• _What to work on_
Scan the lines below for the string "into" and report how many lines contain it, giving only the number.

[Records that describe figures]
%%

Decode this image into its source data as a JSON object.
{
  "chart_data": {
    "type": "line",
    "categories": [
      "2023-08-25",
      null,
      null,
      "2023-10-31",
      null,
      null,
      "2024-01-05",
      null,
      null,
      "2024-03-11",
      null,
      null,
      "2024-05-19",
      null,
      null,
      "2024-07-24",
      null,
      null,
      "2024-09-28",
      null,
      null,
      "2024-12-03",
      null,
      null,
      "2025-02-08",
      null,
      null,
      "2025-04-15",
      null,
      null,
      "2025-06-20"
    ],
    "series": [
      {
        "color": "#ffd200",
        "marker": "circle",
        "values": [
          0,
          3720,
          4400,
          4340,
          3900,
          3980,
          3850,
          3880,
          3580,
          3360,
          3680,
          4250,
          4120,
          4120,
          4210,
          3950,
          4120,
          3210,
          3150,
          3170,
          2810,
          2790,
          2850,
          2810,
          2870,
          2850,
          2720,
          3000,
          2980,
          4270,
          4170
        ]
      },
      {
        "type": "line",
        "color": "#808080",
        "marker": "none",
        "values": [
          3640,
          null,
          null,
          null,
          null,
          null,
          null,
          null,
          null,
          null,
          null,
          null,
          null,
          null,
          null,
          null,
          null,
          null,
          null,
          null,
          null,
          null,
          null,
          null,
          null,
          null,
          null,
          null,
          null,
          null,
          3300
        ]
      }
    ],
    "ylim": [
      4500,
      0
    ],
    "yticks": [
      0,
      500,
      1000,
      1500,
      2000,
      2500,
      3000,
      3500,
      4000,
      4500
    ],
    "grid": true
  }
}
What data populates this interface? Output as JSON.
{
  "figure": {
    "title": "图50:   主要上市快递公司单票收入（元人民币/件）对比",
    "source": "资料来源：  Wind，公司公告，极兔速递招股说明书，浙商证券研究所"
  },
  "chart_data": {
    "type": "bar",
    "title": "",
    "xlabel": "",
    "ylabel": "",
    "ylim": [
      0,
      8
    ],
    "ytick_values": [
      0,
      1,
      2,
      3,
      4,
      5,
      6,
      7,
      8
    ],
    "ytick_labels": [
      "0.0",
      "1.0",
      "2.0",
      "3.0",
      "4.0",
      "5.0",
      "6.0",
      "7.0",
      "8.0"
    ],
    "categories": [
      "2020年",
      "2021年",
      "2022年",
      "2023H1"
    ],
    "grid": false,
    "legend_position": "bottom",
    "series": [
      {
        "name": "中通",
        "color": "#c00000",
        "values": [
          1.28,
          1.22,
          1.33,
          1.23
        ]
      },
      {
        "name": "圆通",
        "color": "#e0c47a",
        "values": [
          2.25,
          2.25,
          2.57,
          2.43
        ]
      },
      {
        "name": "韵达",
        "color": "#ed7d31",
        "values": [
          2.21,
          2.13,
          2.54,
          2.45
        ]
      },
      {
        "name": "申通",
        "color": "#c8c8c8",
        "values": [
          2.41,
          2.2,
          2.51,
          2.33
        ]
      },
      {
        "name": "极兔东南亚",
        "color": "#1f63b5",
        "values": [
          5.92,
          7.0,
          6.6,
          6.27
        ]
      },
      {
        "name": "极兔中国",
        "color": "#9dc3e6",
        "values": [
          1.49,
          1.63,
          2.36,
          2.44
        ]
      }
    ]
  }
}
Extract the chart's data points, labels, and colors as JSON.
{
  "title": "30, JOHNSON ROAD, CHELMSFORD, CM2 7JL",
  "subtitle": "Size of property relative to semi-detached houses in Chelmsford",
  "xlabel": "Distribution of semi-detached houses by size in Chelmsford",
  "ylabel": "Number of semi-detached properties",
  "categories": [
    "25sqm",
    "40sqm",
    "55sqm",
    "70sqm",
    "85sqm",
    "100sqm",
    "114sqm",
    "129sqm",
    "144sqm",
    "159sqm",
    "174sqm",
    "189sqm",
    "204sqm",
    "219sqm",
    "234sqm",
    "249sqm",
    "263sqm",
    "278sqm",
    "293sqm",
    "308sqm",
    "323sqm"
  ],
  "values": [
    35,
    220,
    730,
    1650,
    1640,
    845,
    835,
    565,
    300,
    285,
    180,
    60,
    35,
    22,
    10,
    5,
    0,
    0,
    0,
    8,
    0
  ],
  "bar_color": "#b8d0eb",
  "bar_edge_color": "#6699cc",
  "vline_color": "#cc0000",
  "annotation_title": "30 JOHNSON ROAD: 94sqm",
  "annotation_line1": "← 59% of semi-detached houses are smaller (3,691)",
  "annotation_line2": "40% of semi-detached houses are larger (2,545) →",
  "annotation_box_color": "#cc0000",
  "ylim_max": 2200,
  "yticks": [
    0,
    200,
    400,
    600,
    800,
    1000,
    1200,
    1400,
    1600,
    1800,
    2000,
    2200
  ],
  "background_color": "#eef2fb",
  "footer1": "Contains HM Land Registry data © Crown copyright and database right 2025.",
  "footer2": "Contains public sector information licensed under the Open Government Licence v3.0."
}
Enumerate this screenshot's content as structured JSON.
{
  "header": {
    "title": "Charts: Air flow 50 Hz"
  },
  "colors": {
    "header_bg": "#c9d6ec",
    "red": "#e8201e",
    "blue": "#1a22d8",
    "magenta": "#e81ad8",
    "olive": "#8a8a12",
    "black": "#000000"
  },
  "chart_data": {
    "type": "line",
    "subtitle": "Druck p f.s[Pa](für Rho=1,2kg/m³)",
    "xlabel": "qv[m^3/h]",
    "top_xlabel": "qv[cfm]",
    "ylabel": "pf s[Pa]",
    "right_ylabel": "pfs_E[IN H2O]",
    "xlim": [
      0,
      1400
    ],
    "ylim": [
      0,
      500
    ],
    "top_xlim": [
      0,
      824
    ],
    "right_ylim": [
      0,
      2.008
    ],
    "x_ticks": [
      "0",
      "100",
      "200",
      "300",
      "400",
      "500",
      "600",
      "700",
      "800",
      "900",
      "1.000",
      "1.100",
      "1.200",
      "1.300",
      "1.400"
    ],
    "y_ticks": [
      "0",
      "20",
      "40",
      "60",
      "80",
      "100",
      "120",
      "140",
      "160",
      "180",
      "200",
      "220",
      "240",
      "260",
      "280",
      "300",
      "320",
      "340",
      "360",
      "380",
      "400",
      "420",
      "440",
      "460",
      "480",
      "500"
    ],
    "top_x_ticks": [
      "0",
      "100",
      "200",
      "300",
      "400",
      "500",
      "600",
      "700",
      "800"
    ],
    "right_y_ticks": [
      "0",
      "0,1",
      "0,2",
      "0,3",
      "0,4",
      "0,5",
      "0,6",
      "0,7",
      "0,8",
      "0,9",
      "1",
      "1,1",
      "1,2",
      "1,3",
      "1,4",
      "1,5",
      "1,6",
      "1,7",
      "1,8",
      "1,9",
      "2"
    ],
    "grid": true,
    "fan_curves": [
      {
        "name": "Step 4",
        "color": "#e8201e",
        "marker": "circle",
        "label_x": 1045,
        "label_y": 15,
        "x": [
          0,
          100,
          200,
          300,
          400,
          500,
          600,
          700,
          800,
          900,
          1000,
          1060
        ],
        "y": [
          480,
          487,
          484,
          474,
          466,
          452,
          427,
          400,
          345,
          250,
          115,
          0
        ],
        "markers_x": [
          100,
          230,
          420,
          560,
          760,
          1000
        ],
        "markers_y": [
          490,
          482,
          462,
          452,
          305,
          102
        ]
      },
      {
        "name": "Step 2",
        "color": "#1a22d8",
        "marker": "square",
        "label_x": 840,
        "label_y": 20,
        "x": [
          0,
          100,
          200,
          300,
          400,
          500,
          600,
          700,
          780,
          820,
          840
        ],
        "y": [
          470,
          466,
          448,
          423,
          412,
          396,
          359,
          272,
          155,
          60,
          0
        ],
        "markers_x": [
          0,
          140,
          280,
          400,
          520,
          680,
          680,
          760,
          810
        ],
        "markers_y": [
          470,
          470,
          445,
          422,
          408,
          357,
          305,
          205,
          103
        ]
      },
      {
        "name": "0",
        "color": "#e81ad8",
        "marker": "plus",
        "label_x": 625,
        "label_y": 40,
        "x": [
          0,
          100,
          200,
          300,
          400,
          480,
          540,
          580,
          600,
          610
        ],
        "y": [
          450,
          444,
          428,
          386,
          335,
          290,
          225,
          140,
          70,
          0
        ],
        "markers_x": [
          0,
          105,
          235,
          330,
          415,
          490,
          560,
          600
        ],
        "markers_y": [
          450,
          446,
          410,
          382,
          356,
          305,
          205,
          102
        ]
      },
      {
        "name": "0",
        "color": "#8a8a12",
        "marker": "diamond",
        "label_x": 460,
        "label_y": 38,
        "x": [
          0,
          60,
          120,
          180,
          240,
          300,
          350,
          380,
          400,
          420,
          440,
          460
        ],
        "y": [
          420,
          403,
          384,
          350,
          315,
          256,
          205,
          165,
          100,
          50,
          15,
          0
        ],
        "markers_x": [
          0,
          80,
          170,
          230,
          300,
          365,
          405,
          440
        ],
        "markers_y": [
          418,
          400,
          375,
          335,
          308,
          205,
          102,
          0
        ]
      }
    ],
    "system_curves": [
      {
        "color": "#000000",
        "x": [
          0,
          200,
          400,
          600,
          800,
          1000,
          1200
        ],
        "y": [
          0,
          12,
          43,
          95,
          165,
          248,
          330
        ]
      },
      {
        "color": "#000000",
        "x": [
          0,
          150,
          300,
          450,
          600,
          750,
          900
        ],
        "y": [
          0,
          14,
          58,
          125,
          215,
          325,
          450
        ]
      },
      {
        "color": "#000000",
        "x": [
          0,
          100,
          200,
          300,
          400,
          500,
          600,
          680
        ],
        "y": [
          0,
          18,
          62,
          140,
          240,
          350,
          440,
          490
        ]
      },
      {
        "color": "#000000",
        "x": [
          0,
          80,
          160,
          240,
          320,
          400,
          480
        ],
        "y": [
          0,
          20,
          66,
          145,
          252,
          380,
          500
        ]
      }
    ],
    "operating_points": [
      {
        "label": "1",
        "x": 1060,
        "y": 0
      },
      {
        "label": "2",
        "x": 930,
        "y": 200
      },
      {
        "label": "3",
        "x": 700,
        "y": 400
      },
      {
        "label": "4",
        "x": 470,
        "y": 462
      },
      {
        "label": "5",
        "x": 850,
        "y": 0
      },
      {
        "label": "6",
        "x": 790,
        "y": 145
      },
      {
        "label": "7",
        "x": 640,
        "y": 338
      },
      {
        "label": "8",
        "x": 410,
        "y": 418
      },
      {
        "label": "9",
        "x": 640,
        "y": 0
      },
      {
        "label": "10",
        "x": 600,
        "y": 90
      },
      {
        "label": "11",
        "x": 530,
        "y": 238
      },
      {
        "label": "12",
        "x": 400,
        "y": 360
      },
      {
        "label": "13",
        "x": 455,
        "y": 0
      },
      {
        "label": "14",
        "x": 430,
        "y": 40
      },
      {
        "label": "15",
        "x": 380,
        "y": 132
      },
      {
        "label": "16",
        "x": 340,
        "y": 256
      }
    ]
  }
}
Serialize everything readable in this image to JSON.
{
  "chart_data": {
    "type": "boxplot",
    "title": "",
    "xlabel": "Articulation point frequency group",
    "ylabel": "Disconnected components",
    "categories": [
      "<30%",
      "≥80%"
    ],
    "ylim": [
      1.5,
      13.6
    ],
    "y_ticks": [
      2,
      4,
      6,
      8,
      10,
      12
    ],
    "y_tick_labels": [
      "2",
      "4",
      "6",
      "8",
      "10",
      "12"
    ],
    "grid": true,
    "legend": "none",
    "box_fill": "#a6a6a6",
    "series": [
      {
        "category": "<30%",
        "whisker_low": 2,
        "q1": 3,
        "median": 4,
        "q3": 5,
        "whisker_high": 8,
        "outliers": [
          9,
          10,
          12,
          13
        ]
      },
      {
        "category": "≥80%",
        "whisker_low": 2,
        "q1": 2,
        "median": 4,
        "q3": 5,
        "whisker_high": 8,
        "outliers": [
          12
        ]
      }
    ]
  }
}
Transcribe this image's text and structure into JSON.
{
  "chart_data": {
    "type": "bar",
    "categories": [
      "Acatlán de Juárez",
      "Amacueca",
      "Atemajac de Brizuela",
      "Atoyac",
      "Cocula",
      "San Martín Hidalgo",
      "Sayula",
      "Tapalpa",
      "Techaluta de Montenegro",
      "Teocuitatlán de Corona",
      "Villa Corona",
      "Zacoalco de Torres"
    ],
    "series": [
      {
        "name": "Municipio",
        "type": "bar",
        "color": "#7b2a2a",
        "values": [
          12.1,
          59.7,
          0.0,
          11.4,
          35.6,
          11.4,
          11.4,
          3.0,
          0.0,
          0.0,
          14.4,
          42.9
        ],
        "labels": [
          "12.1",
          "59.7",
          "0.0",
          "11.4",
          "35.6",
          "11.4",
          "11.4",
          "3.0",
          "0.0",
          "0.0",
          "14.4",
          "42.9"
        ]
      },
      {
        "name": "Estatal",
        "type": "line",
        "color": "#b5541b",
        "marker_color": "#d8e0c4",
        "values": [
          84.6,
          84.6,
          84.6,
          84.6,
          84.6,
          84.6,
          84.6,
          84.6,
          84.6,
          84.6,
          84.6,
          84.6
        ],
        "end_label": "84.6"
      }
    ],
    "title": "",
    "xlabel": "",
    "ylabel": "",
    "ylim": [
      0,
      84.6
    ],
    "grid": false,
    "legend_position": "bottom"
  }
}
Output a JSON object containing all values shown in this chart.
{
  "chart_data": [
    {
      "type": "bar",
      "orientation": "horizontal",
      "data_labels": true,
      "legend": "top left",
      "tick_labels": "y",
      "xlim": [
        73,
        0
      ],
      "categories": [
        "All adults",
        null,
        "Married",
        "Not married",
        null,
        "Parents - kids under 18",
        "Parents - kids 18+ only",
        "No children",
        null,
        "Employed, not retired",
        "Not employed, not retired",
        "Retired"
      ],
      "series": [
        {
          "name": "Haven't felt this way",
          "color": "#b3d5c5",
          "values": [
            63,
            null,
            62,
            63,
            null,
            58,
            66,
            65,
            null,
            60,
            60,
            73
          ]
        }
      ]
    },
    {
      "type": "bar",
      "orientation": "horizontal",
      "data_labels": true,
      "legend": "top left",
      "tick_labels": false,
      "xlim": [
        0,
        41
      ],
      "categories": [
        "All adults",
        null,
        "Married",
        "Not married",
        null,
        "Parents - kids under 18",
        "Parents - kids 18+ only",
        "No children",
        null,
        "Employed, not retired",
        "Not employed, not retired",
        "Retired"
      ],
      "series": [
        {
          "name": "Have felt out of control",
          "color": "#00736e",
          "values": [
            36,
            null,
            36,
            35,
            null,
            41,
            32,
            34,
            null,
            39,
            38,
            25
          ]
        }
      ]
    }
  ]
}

%%

• _Completed exercise_
2